## WRITTEN TASK
In the data below, locate each line with the word "them" and list it.

## DATA TO USE
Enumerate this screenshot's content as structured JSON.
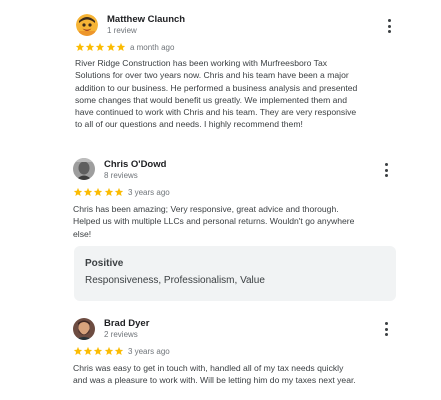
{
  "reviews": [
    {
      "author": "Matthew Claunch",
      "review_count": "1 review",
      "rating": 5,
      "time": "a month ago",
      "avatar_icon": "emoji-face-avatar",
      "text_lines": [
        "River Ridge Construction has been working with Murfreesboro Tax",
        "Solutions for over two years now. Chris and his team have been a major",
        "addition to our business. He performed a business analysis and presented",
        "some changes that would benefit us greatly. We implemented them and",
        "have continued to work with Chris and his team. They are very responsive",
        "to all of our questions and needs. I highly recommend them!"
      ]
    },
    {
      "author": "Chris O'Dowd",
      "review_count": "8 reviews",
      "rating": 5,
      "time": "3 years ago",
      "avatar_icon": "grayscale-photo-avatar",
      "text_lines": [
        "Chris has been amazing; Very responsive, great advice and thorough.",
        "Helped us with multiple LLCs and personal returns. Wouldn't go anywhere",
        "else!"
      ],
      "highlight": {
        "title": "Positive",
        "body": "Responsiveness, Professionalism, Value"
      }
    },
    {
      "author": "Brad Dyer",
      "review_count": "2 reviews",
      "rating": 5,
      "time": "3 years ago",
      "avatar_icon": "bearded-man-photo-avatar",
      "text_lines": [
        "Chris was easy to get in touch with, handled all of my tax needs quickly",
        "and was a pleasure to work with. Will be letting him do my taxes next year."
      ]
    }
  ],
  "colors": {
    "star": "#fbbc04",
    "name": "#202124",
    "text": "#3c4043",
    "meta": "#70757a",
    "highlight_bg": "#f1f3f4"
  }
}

## PROBLEM SOLUTION
        "some changes that would benefit us greatly. We implemented them and",
        "to all of our questions and needs. I highly recommend them!"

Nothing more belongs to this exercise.